• Exercise aim:
Every line that holds "they" should be shown.

• Recorded information:
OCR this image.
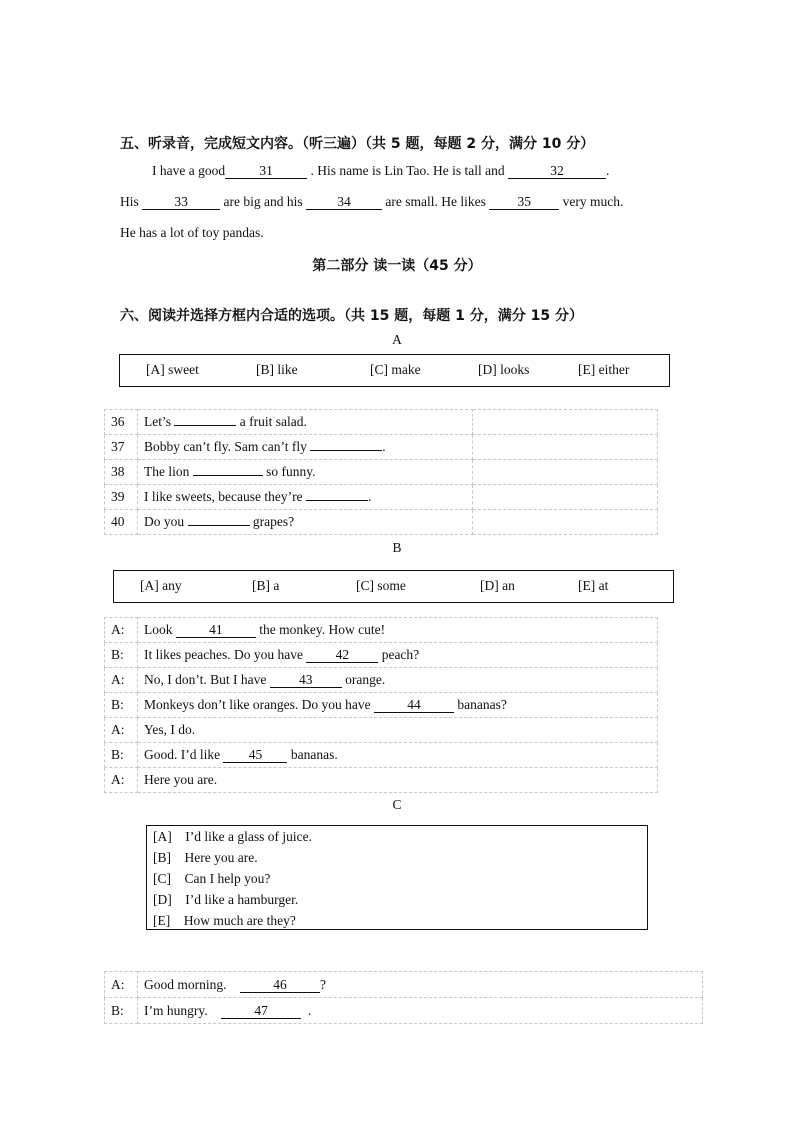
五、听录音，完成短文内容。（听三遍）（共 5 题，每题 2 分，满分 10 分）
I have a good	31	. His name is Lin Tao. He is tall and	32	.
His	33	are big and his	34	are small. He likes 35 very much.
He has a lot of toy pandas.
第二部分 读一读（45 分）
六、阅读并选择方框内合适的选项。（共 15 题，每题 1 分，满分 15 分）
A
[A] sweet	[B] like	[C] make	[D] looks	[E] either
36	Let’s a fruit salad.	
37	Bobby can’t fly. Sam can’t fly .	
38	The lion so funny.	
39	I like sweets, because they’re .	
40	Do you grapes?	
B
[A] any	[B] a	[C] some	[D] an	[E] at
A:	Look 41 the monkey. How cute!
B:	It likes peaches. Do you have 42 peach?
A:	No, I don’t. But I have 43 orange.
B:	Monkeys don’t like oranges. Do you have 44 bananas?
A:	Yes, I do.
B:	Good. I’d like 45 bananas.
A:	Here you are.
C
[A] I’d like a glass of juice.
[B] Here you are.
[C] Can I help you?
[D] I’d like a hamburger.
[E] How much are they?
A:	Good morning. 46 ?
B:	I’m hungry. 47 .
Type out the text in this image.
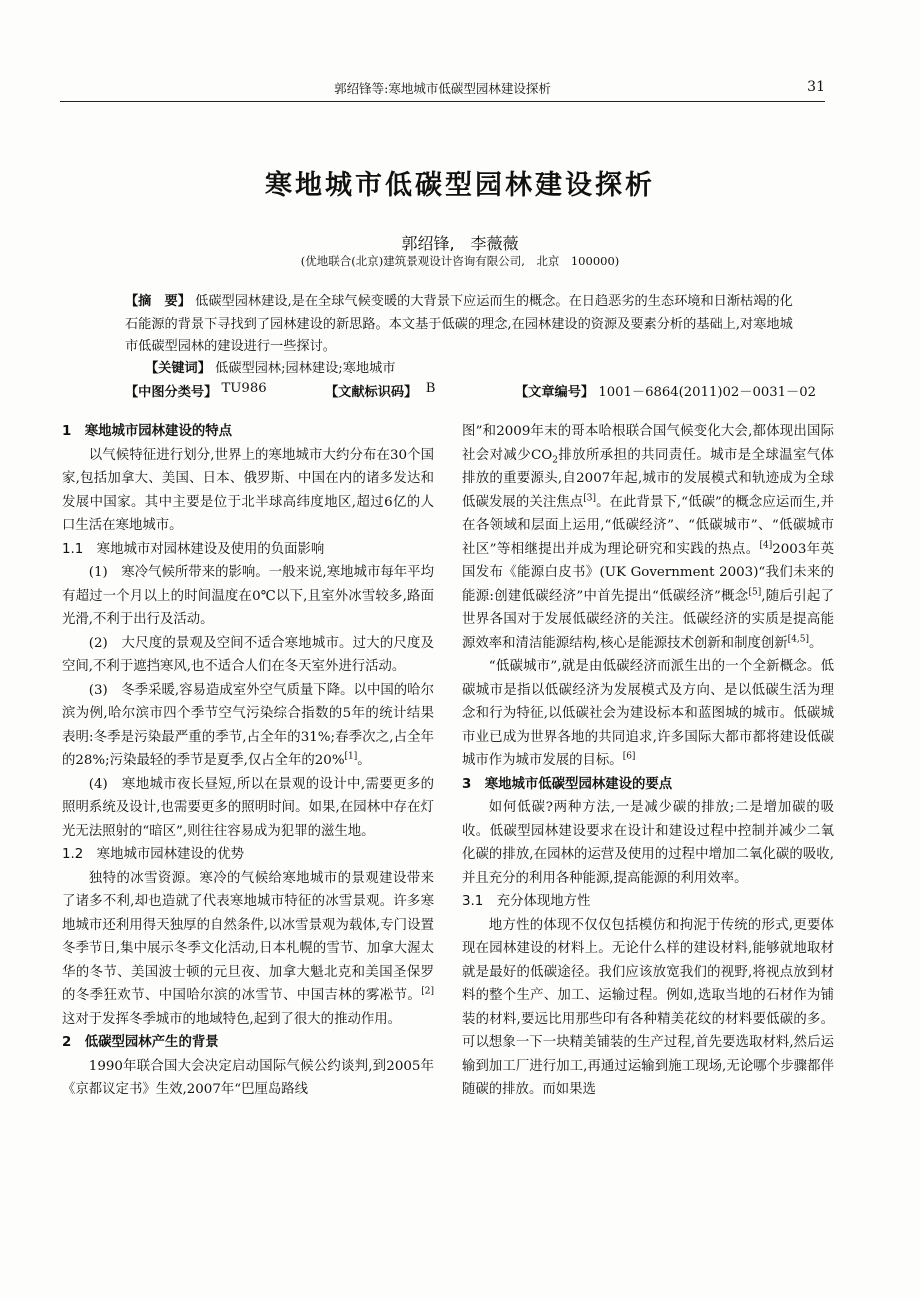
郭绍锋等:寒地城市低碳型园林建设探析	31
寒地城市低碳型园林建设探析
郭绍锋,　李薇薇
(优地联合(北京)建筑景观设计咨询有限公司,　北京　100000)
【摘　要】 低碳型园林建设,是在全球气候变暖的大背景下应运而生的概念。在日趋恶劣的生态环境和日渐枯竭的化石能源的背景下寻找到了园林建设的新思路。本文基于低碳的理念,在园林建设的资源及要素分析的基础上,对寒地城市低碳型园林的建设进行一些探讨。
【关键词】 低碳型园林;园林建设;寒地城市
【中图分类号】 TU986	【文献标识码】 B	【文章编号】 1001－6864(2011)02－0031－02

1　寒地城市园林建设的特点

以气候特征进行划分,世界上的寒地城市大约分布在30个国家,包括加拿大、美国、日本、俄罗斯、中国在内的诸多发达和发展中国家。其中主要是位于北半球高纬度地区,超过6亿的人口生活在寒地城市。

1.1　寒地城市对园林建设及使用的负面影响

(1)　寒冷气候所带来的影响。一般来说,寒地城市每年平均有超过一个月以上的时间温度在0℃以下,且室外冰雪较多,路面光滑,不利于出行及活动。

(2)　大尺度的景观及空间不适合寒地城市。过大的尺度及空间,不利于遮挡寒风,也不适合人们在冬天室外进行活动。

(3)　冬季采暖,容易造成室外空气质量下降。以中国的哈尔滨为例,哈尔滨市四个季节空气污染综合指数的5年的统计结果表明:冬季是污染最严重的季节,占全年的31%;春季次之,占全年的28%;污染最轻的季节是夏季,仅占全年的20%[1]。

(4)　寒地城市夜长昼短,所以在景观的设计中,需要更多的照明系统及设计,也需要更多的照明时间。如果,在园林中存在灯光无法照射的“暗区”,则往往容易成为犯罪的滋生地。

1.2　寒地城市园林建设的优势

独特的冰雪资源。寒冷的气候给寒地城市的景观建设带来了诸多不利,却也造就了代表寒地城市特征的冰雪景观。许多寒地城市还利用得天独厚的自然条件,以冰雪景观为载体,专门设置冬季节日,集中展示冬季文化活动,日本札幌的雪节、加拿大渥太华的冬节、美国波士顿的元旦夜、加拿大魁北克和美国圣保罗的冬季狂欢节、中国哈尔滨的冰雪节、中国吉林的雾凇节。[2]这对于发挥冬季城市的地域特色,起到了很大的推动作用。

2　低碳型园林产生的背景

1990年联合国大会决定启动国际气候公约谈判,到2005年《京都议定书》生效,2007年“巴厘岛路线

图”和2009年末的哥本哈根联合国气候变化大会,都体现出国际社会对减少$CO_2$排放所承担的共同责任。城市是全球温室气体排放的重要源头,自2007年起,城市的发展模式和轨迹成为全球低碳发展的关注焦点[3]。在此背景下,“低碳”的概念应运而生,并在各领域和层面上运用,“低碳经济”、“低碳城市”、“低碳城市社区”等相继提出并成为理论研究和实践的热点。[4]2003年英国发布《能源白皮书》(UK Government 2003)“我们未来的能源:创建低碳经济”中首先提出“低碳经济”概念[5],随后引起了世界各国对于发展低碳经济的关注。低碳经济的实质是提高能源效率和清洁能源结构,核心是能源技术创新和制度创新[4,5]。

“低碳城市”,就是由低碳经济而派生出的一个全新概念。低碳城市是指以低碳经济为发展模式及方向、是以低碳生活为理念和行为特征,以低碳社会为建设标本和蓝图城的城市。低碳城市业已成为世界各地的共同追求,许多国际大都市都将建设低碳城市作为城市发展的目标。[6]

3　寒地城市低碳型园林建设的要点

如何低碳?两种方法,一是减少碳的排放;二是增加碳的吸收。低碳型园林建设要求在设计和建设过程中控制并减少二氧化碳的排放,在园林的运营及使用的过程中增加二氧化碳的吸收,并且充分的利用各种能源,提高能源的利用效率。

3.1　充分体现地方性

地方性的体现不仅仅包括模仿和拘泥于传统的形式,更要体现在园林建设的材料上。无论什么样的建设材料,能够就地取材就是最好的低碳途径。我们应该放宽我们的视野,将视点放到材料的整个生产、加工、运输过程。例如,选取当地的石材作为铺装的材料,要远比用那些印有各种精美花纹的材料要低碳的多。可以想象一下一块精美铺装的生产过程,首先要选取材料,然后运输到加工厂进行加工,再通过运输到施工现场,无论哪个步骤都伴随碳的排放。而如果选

• Exercise answer:
39	I like sweets, because they’re .	
[E] How much are they?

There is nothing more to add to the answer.